(Saved entries)
──────────────────────────────

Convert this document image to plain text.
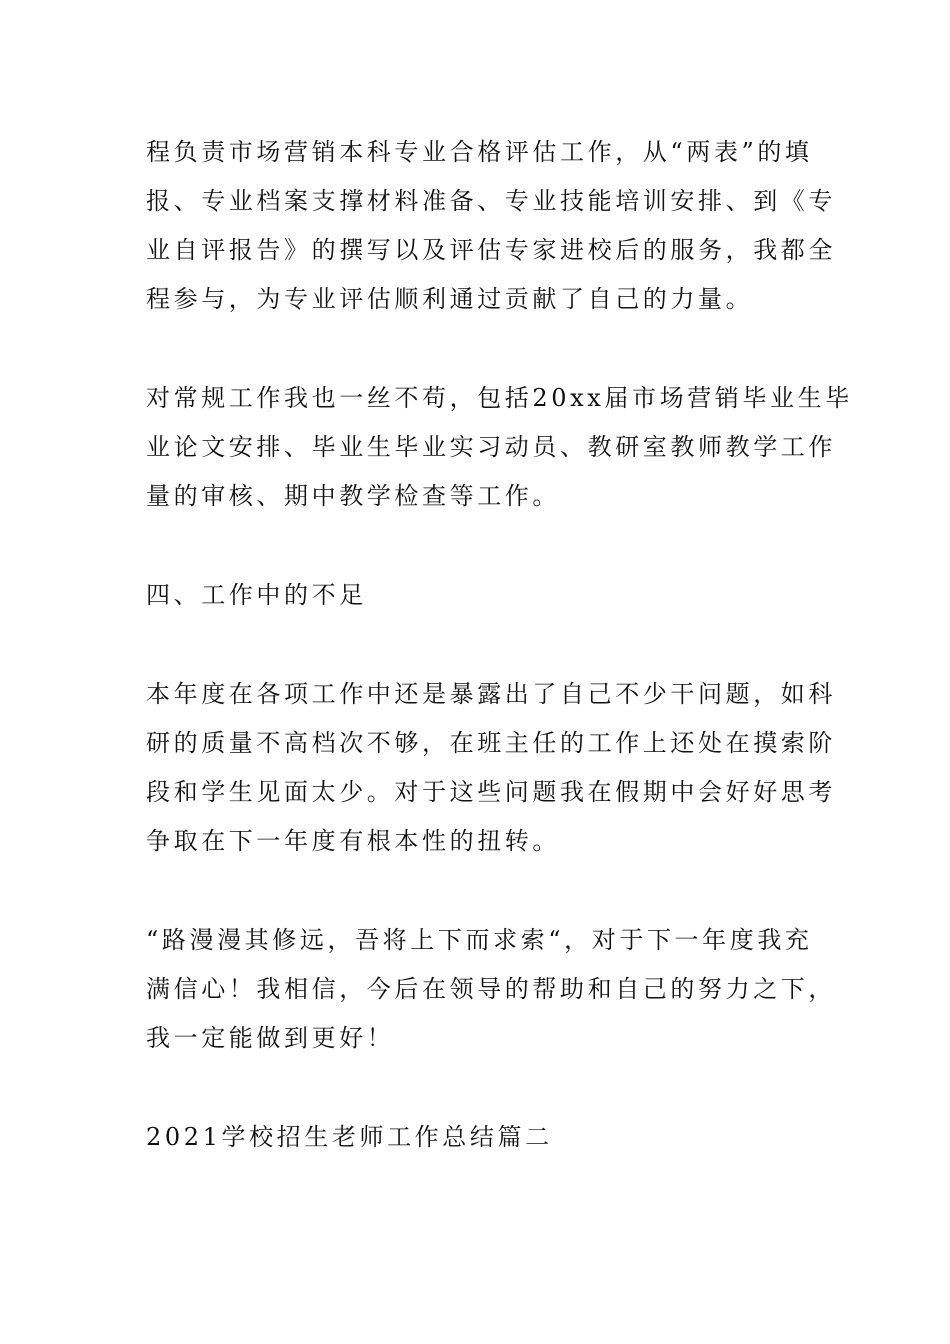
程负责市场营销本科专业合格评估工作，从“两表”的填
报、专业档案支撑材料准备、专业技能培训安排、到《专
业自评报告》的撰写以及评估专家进校后的服务，我都全
程参与，为专业评估顺利通过贡献了自己的力量。

对常规工作我也一丝不苟，包括20xx届市场营销毕业生毕
业论文安排、毕业生毕业实习动员、教研室教师教学工作
量的审核、期中教学检查等工作。

四、工作中的不足

本年度在各项工作中还是暴露出了自己不少干问题，如科
研的质量不高档次不够，在班主任的工作上还处在摸索阶
段和学生见面太少。对于这些问题我在假期中会好好思考
争取在下一年度有根本性的扭转。

“路漫漫其修远，吾将上下而求索“，对于下一年度我充
满信心！我相信，今后在领导的帮助和自己的努力之下，
我一定能做到更好！

2021学校招生老师工作总结篇二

──────────────────────────────

What you have to do: Extract the text of all the records above verbatim, excluding pictures.

Completed task:
Convert this document image to plain text.
程负责市场营销本科专业合格评估工作，从“两表”的填
报、专业档案支撑材料准备、专业技能培训安排、到《专
业自评报告》的撰写以及评估专家进校后的服务，我都全
程参与，为专业评估顺利通过贡献了自己的力量。

对常规工作我也一丝不苟，包括20xx届市场营销毕业生毕
业论文安排、毕业生毕业实习动员、教研室教师教学工作
量的审核、期中教学检查等工作。

四、工作中的不足

本年度在各项工作中还是暴露出了自己不少干问题，如科
研的质量不高档次不够，在班主任的工作上还处在摸索阶
段和学生见面太少。对于这些问题我在假期中会好好思考
争取在下一年度有根本性的扭转。

“路漫漫其修远，吾将上下而求索“，对于下一年度我充
满信心！我相信，今后在领导的帮助和自己的努力之下，
我一定能做到更好！

2021学校招生老师工作总结篇二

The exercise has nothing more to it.